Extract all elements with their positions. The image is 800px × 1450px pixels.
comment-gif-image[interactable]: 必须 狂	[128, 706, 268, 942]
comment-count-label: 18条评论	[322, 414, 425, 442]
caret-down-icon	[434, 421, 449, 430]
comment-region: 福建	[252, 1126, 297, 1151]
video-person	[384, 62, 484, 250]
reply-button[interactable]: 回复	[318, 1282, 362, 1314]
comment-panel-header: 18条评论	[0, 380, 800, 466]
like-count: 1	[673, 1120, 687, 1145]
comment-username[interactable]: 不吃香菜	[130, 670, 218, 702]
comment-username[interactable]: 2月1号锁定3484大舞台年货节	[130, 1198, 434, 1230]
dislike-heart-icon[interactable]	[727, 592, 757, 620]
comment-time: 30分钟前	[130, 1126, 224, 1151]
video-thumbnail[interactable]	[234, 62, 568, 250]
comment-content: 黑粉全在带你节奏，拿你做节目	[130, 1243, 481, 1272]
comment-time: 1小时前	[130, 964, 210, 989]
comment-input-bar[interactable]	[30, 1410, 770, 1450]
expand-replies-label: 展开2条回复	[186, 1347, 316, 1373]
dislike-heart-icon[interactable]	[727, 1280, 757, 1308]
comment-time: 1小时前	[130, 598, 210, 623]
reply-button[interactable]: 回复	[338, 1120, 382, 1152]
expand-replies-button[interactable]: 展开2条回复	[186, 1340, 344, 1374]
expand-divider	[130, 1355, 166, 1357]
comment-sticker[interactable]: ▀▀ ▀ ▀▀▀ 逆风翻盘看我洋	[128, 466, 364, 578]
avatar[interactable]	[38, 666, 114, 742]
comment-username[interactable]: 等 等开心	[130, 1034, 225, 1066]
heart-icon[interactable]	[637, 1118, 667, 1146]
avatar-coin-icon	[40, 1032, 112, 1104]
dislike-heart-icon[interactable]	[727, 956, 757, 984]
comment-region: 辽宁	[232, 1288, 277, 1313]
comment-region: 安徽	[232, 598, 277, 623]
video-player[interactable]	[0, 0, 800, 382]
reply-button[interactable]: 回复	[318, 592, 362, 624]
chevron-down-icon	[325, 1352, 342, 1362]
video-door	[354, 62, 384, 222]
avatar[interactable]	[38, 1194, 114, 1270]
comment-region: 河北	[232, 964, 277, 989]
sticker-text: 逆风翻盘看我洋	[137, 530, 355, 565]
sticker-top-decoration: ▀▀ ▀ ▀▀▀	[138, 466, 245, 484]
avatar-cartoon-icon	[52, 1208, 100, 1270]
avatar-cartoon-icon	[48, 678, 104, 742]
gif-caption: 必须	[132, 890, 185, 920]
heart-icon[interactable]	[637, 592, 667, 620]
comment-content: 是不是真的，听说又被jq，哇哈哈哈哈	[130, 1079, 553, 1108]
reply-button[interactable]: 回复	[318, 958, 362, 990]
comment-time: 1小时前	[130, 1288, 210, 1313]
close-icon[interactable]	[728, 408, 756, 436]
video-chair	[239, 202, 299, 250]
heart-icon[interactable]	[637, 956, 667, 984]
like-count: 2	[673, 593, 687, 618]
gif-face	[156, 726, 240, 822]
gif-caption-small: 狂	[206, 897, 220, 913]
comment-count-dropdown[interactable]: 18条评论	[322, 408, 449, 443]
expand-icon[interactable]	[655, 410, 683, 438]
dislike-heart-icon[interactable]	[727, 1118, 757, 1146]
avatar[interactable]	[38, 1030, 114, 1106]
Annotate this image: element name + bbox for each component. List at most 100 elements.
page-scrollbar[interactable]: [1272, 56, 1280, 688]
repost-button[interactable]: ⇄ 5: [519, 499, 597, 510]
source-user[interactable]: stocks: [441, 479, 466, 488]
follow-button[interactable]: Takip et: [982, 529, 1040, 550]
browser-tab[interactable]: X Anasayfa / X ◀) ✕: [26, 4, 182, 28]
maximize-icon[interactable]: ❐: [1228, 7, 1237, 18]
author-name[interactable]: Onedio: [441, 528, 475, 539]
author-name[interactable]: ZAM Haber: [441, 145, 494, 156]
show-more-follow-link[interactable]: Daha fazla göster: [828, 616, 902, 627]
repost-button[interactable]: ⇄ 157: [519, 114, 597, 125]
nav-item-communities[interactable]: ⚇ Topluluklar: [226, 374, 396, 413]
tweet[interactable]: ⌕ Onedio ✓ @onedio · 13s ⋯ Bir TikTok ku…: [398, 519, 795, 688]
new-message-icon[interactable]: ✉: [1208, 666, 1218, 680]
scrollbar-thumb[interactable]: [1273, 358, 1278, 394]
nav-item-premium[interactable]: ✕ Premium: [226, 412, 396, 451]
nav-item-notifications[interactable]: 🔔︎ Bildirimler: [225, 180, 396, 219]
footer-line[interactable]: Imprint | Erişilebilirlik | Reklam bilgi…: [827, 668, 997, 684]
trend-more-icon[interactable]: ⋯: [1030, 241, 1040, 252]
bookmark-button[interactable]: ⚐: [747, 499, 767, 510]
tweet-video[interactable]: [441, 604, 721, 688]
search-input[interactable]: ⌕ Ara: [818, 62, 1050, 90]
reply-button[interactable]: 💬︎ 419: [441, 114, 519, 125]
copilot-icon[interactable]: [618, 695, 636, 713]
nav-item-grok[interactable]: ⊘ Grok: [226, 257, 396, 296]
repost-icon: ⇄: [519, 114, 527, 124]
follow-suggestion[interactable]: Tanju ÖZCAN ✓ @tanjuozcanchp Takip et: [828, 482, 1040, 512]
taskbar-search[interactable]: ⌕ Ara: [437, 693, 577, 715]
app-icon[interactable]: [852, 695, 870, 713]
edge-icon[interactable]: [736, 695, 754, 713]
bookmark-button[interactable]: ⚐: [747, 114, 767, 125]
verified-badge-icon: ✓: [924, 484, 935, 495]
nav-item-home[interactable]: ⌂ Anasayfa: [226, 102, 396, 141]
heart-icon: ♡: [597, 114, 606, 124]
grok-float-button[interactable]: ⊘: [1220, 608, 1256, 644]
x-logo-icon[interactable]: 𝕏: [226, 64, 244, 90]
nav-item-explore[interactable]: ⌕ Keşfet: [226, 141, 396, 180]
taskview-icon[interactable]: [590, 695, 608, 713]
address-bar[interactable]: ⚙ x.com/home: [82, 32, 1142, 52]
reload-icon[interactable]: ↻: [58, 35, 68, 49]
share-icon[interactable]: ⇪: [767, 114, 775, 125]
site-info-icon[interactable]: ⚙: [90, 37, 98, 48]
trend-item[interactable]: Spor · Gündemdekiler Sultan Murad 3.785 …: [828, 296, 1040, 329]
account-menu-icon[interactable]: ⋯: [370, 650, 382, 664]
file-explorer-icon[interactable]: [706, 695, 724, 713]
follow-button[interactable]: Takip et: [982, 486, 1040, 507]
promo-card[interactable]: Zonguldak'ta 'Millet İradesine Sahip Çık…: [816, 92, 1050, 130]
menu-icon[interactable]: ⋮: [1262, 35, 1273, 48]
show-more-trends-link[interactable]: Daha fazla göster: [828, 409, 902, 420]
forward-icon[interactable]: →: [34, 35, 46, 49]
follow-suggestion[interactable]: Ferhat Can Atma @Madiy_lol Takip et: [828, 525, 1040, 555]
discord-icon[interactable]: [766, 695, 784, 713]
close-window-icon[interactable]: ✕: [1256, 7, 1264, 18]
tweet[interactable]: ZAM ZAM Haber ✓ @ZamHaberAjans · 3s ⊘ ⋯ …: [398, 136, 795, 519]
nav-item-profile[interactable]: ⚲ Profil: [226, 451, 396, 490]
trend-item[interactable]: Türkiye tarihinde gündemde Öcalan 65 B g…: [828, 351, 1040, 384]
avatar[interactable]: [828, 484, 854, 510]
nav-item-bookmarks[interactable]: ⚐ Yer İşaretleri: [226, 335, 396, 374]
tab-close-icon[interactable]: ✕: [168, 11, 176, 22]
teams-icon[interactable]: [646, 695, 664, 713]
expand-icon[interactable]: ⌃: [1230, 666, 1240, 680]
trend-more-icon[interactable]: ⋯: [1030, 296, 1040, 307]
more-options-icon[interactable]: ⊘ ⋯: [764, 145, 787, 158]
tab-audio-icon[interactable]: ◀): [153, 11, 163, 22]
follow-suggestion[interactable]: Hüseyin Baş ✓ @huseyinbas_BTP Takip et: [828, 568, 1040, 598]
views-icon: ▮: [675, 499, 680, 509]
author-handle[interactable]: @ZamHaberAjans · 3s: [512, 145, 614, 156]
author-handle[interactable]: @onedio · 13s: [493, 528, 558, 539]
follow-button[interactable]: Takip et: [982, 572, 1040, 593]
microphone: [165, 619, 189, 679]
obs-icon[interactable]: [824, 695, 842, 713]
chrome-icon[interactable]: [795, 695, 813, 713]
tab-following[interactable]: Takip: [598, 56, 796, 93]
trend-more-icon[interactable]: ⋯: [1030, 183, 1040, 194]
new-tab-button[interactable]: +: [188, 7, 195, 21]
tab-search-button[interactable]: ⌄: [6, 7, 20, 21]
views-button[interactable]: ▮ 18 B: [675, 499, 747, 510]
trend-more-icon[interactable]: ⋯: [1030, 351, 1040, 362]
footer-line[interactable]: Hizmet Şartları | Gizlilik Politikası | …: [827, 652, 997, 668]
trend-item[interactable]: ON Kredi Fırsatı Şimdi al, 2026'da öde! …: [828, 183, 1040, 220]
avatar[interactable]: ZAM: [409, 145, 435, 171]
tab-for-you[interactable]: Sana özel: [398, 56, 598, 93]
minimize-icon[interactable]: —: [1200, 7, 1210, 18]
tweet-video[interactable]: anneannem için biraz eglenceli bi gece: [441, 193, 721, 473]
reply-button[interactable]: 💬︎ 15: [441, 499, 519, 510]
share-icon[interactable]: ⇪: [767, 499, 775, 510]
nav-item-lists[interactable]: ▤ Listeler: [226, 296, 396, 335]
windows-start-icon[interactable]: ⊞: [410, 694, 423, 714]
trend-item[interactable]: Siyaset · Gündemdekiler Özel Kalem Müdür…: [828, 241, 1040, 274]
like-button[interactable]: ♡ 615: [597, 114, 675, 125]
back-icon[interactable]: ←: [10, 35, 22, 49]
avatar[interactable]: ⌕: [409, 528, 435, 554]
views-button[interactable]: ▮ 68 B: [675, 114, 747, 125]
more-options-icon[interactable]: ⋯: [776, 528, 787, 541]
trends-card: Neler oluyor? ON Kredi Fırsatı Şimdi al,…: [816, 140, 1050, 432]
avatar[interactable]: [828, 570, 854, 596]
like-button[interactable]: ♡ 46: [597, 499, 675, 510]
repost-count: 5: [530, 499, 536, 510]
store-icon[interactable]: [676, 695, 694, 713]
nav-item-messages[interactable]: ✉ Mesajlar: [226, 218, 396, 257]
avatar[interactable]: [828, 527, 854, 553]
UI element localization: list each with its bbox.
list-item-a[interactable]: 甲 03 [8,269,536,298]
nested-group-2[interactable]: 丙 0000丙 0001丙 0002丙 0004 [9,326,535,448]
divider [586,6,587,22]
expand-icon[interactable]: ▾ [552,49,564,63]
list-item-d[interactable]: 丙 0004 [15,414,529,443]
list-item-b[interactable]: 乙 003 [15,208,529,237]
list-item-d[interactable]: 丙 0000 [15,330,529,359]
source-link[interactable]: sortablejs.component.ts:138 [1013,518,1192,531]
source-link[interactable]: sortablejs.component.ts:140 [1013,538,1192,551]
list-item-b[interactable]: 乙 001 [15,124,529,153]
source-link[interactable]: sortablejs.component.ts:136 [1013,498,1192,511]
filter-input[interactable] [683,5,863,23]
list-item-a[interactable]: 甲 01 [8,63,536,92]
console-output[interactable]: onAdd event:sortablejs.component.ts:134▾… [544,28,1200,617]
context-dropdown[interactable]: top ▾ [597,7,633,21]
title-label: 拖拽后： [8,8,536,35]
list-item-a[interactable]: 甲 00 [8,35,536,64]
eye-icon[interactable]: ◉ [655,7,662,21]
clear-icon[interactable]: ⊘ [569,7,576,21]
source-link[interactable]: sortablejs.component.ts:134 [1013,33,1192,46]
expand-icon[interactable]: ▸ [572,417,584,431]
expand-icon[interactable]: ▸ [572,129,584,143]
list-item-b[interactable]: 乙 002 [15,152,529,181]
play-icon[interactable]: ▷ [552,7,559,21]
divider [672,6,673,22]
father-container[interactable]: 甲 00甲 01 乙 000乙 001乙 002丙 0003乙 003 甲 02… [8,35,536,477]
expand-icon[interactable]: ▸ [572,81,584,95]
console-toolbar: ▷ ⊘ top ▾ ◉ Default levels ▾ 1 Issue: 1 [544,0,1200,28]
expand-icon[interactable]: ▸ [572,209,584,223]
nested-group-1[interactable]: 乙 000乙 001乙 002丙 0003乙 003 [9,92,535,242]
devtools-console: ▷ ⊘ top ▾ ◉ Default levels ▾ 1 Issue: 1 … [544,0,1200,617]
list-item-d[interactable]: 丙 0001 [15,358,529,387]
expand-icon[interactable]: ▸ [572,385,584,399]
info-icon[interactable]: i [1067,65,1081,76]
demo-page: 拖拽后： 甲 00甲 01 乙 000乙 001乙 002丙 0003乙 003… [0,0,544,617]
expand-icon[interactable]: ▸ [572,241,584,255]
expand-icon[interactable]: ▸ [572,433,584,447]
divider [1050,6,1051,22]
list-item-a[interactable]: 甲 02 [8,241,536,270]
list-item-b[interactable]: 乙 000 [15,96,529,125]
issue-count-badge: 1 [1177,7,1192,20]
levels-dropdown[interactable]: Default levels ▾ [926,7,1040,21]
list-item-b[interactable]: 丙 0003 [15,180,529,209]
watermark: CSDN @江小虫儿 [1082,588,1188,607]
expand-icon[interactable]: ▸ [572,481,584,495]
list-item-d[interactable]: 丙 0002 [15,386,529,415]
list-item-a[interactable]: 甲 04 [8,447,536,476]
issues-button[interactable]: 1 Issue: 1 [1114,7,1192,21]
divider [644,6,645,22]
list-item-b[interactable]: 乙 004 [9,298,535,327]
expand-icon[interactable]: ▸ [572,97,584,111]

○ ○ ○ ○

▶ **Work to be completed**:
Reproduce word for word the lines from the first one up to and including the line with "1288, 277, 1313]".

▶ **Correct answer**:
Extract all elements with their positions. The image is 800px × 1450px pixels.
comment-gif-image[interactable]: 必须 狂	[128, 706, 268, 942]
comment-count-label: 18条评论	[322, 414, 425, 442]
caret-down-icon	[434, 421, 449, 430]
comment-region: 福建	[252, 1126, 297, 1151]
video-person	[384, 62, 484, 250]
reply-button[interactable]: 回复	[318, 1282, 362, 1314]
comment-panel-header: 18条评论	[0, 380, 800, 466]
like-count: 1	[673, 1120, 687, 1145]
comment-username[interactable]: 不吃香菜	[130, 670, 218, 702]
comment-username[interactable]: 2月1号锁定3484大舞台年货节	[130, 1198, 434, 1230]
dislike-heart-icon[interactable]	[727, 592, 757, 620]
comment-time: 30分钟前	[130, 1126, 224, 1151]
video-thumbnail[interactable]	[234, 62, 568, 250]
comment-content: 黑粉全在带你节奏，拿你做节目	[130, 1243, 481, 1272]
comment-time: 1小时前	[130, 964, 210, 989]
comment-input-bar[interactable]	[30, 1410, 770, 1450]
expand-replies-label: 展开2条回复	[186, 1347, 316, 1373]
dislike-heart-icon[interactable]	[727, 1280, 757, 1308]
comment-time: 1小时前	[130, 598, 210, 623]
reply-button[interactable]: 回复	[338, 1120, 382, 1152]
expand-replies-button[interactable]: 展开2条回复	[186, 1340, 344, 1374]
expand-divider	[130, 1355, 166, 1357]
comment-sticker[interactable]: ▀▀ ▀ ▀▀▀ 逆风翻盘看我洋	[128, 466, 364, 578]
avatar[interactable]	[38, 666, 114, 742]
comment-username[interactable]: 等 等开心	[130, 1034, 225, 1066]
heart-icon[interactable]	[637, 1118, 667, 1146]
avatar-coin-icon	[40, 1032, 112, 1104]
dislike-heart-icon[interactable]	[727, 956, 757, 984]
comment-region: 辽宁	[232, 1288, 277, 1313]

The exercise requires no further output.